### Description of the task
Which lines hold the word "image"? Copy each of them from the material.

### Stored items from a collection

++++

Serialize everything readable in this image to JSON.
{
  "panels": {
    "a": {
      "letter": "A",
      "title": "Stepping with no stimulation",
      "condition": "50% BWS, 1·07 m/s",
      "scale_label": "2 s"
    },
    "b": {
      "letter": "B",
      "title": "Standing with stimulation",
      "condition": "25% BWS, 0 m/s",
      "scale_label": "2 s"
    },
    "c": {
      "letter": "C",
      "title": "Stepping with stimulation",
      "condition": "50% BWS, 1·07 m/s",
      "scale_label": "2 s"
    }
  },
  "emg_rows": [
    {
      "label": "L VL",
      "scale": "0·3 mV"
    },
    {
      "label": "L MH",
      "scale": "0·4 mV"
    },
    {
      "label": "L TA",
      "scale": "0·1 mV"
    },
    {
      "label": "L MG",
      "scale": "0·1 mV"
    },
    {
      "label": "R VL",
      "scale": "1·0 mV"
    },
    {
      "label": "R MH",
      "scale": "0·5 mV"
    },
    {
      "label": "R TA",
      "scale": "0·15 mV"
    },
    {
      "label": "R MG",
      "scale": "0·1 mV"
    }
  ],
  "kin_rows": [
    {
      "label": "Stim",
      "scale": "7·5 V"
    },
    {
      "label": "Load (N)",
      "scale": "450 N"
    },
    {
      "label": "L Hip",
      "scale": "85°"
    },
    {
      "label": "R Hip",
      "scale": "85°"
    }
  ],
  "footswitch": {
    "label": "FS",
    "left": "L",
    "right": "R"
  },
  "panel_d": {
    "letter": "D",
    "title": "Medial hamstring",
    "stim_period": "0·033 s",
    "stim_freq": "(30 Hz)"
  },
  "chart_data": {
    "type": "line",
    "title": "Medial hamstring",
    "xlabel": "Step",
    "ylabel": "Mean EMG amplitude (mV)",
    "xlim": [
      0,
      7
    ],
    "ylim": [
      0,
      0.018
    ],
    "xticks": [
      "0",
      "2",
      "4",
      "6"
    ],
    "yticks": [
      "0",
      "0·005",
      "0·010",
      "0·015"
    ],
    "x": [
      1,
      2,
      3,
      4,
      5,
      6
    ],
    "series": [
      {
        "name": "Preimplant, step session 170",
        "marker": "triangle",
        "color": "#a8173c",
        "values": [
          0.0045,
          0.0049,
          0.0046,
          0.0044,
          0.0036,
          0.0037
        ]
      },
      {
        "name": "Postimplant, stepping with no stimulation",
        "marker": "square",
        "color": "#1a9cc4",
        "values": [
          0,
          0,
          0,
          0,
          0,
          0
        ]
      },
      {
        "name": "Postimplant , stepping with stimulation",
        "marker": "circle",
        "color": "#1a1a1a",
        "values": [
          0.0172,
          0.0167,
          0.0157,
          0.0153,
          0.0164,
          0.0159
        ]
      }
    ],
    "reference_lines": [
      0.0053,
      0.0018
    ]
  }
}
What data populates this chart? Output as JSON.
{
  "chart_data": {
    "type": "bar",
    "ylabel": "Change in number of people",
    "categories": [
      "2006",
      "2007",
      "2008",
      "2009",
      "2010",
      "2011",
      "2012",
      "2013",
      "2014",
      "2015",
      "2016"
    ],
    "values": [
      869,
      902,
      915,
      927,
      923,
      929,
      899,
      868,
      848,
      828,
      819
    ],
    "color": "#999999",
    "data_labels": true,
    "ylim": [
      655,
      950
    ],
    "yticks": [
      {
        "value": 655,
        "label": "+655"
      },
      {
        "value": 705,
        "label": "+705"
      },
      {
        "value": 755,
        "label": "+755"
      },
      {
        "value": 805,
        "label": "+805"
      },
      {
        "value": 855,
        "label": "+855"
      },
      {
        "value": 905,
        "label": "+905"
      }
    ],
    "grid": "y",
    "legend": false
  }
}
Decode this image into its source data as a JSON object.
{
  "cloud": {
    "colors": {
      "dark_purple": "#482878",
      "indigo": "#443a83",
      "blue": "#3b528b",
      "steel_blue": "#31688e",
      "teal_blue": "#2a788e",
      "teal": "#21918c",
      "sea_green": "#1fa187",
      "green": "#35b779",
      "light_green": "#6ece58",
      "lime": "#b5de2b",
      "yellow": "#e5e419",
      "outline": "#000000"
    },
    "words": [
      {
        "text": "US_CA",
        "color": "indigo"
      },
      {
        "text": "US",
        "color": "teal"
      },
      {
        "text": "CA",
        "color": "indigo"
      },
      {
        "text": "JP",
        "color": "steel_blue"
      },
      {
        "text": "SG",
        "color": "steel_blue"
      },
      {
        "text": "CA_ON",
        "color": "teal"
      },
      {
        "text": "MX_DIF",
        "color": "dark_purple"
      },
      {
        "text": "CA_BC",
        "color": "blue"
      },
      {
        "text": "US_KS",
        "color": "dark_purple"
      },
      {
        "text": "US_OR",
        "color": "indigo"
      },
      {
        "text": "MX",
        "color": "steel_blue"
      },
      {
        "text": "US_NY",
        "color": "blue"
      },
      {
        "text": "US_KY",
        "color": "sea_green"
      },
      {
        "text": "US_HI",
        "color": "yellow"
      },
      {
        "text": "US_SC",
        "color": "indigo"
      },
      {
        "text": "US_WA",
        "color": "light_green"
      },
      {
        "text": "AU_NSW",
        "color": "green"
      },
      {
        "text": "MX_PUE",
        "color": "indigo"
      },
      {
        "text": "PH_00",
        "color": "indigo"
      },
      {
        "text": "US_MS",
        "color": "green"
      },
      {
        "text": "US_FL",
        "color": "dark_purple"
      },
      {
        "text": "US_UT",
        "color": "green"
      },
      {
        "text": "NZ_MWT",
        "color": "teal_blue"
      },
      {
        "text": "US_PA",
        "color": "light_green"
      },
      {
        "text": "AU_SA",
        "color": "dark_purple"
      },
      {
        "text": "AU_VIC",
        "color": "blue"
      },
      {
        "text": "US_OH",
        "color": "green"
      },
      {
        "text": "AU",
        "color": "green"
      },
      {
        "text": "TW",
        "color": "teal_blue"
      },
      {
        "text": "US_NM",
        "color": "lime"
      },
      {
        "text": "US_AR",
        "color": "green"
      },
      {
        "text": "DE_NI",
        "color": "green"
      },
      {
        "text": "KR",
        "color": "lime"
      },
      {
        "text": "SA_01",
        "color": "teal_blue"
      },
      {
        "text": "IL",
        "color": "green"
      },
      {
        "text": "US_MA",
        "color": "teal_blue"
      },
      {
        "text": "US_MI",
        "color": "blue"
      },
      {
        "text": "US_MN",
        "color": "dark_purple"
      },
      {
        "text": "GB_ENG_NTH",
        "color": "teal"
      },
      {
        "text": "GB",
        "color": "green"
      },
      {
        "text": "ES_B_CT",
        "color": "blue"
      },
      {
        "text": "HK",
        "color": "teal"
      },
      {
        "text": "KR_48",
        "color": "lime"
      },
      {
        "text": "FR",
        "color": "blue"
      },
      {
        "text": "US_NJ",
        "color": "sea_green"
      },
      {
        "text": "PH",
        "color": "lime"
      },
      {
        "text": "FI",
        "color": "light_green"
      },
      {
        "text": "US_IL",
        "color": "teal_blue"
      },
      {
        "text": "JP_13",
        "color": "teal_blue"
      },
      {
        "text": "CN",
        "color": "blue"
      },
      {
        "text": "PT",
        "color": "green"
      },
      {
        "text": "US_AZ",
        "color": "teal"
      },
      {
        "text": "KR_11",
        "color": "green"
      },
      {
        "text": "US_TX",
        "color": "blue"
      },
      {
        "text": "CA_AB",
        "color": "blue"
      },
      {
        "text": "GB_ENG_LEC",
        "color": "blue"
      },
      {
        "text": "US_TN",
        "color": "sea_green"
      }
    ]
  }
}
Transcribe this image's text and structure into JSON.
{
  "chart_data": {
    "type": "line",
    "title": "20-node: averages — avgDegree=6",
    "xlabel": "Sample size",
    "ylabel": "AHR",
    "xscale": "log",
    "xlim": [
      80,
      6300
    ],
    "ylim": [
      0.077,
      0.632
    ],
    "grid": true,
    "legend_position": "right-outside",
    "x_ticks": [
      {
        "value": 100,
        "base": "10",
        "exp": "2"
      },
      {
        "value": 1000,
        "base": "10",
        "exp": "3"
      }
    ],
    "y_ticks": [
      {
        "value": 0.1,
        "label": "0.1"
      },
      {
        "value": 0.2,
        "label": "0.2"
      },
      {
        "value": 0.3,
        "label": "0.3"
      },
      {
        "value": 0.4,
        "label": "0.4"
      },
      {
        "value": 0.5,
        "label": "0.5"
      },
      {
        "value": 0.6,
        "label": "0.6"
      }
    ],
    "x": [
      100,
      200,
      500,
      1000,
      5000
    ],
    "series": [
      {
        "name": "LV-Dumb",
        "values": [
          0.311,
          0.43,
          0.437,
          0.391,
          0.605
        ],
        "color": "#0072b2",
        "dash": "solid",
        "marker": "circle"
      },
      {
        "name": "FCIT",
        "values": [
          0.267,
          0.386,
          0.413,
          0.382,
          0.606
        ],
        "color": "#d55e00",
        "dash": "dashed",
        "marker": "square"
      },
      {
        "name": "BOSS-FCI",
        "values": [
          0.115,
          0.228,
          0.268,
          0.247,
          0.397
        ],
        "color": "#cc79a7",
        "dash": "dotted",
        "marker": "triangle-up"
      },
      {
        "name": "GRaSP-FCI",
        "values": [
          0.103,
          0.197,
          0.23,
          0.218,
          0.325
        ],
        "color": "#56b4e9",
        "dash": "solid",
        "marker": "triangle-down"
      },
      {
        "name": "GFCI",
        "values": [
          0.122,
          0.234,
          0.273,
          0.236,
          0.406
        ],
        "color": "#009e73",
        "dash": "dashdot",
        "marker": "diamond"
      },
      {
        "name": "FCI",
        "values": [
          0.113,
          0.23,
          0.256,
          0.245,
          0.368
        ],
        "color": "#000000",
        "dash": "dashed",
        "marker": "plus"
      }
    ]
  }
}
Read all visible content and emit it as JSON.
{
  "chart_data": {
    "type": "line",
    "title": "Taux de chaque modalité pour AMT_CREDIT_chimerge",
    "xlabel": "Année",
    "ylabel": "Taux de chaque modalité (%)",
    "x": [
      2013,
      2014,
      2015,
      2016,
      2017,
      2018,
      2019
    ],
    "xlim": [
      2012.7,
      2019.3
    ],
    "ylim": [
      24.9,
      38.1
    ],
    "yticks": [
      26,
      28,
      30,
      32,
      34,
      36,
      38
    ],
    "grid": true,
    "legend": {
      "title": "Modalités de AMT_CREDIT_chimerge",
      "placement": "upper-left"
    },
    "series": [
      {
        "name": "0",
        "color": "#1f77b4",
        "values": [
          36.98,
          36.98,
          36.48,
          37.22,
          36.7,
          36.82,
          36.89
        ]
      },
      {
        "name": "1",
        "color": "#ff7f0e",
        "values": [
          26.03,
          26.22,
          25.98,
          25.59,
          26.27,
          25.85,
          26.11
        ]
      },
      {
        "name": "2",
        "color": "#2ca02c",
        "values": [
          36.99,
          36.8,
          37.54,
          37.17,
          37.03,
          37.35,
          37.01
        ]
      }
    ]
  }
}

++++

### Final result
Serialize everything readable in this image to JSON.
Decode this image into its source data as a JSON object.
Transcribe this image's text and structure into JSON.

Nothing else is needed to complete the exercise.